§ WHAT IS BEING ASKED: Report how many lines contain "районов". Give the number and nothing else.

------ GIVEN DATA

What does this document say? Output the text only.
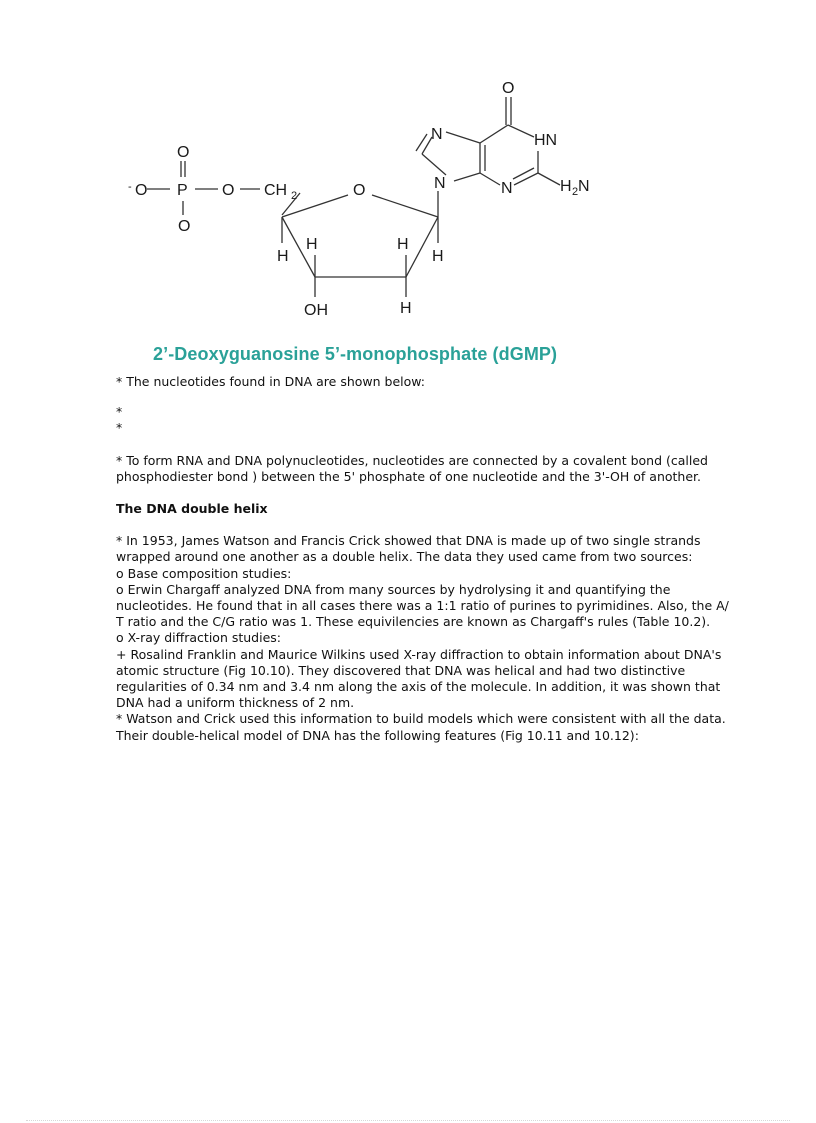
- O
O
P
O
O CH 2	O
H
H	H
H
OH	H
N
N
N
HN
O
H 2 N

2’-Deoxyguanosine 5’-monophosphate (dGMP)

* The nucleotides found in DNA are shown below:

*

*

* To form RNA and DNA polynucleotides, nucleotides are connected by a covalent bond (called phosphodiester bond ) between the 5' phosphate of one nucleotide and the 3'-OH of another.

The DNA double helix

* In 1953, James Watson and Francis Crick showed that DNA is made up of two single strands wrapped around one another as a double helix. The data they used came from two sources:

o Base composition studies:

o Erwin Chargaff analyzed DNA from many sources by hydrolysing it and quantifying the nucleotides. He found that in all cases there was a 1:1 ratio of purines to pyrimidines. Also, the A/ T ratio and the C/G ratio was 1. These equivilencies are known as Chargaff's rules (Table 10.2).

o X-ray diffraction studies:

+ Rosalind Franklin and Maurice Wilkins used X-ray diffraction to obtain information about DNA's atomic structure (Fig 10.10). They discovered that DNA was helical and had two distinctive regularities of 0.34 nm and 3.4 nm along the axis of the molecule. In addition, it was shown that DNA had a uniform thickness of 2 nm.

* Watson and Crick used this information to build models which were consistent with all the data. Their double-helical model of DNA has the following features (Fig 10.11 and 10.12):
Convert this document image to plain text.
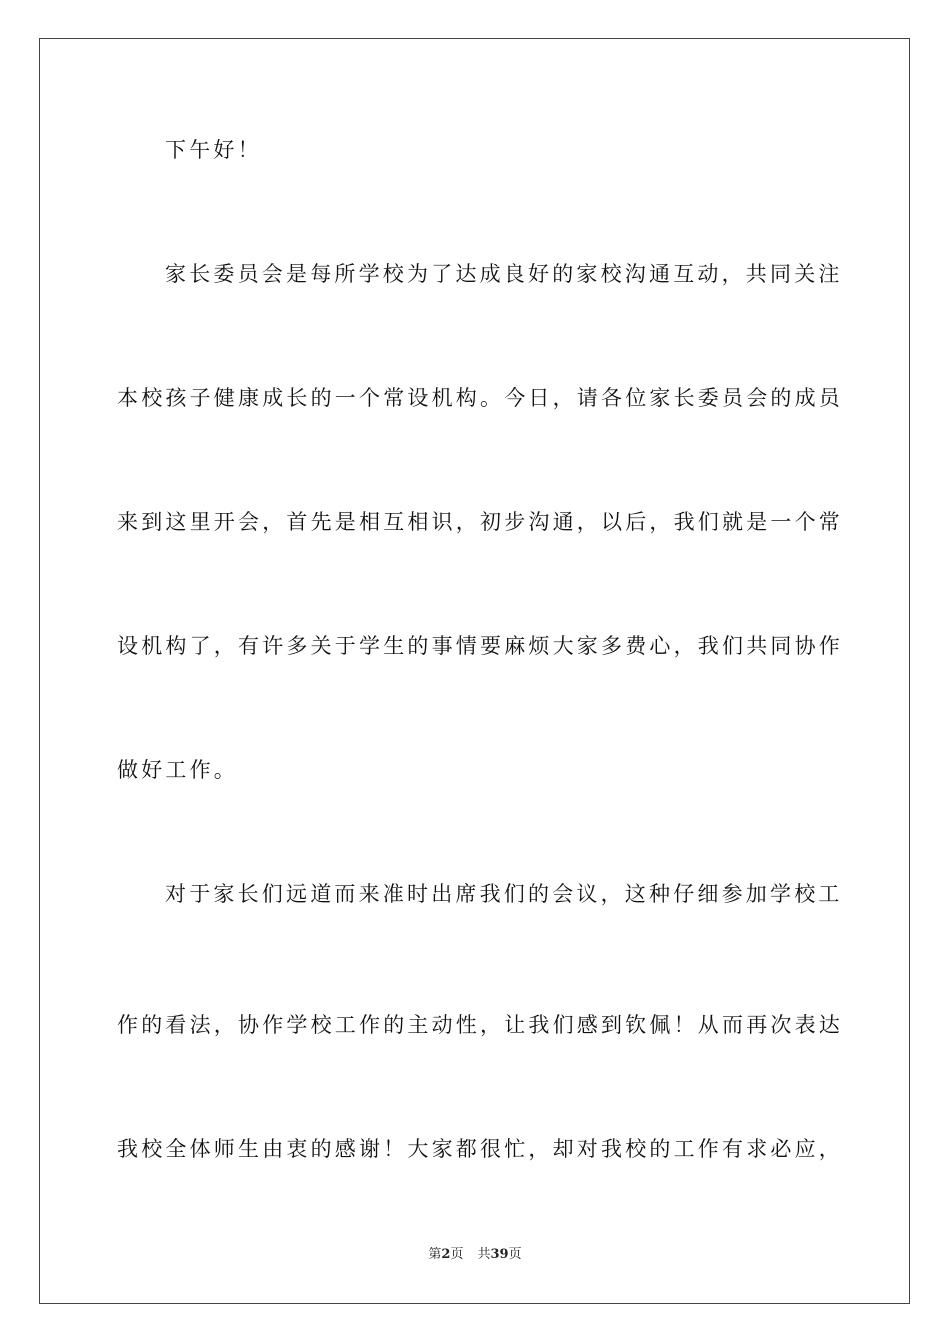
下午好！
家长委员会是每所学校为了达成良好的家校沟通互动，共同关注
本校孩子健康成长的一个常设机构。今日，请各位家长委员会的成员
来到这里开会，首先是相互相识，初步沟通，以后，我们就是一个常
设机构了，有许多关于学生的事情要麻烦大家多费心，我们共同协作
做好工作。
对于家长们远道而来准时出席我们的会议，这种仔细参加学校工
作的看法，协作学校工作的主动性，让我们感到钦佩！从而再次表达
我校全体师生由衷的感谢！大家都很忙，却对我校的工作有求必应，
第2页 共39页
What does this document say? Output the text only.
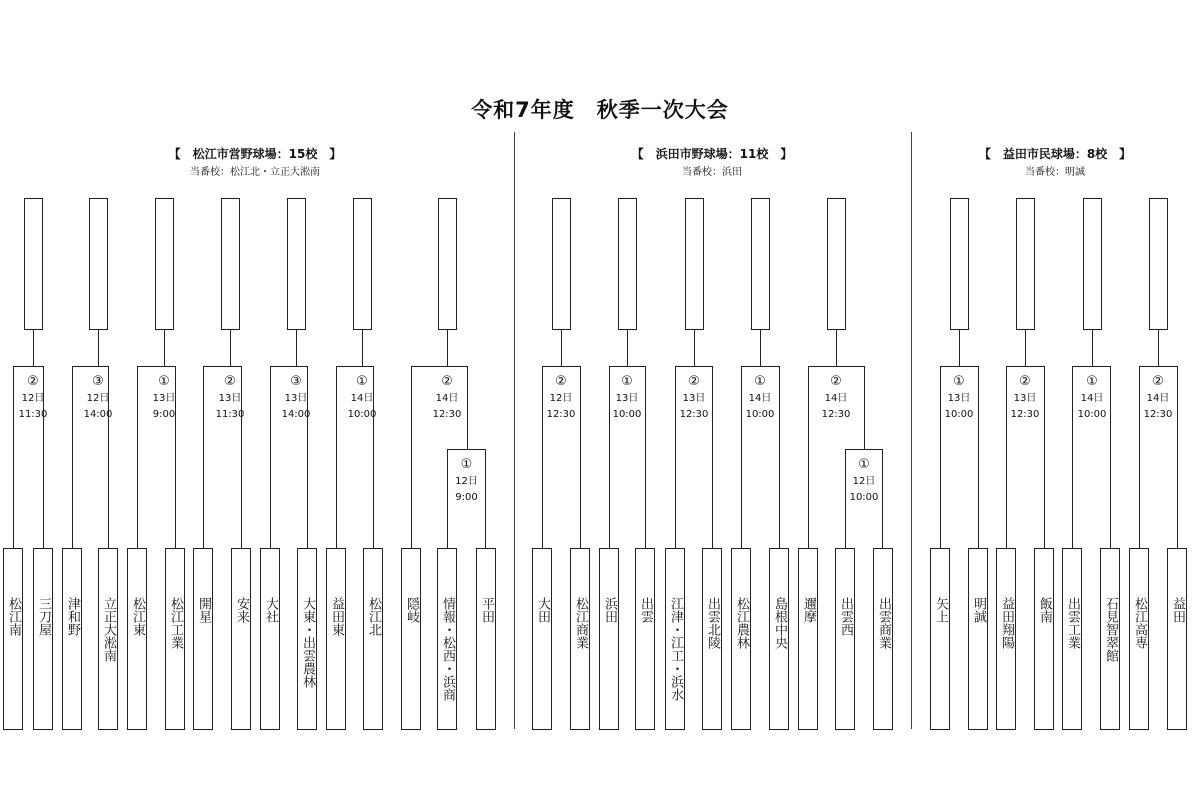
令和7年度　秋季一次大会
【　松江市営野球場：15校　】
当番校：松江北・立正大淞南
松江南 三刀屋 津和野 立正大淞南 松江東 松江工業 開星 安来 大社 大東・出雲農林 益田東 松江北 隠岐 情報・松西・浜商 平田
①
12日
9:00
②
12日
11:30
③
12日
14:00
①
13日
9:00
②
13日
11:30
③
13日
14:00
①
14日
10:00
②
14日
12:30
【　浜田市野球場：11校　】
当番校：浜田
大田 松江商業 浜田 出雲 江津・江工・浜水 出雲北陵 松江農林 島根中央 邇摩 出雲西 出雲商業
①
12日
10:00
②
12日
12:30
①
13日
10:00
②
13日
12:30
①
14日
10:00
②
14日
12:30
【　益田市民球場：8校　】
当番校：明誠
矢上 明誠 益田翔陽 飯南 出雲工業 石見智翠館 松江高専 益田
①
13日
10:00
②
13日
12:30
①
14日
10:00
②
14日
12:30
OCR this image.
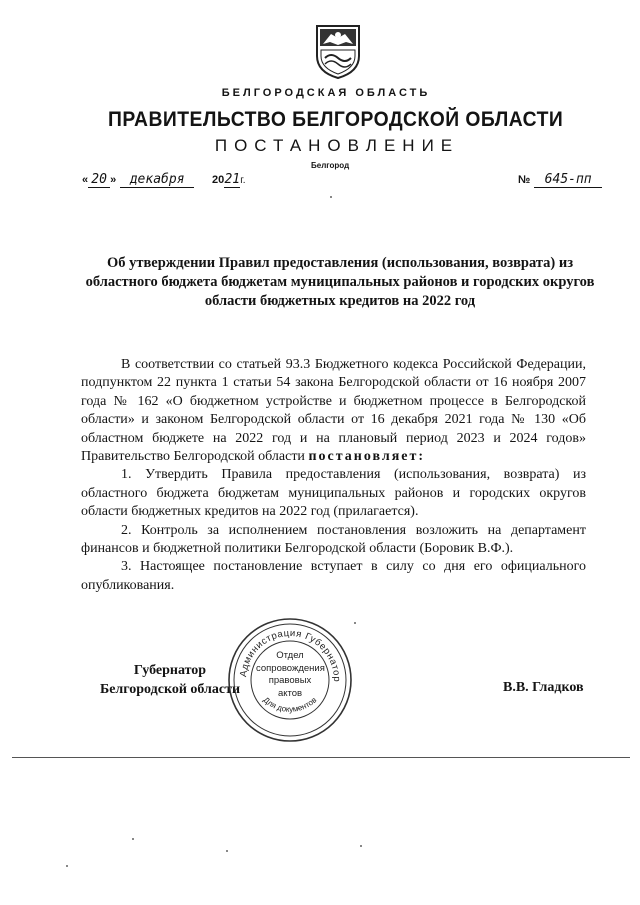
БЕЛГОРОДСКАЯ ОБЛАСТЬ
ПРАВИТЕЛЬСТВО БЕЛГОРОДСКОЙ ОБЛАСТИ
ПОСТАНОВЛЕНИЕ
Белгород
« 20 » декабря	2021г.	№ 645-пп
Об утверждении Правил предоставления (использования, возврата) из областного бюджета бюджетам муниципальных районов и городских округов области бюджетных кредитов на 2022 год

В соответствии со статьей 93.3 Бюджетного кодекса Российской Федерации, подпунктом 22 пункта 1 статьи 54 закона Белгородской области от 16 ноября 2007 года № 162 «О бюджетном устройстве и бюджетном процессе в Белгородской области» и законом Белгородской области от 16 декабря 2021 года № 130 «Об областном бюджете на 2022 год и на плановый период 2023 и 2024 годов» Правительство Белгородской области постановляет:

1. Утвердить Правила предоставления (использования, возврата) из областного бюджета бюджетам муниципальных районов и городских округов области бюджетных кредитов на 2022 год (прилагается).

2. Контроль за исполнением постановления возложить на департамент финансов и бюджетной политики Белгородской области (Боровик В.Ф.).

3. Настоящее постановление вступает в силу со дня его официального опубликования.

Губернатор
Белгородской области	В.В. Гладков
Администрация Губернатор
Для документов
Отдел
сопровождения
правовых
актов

------------

§ RESPONSE: 2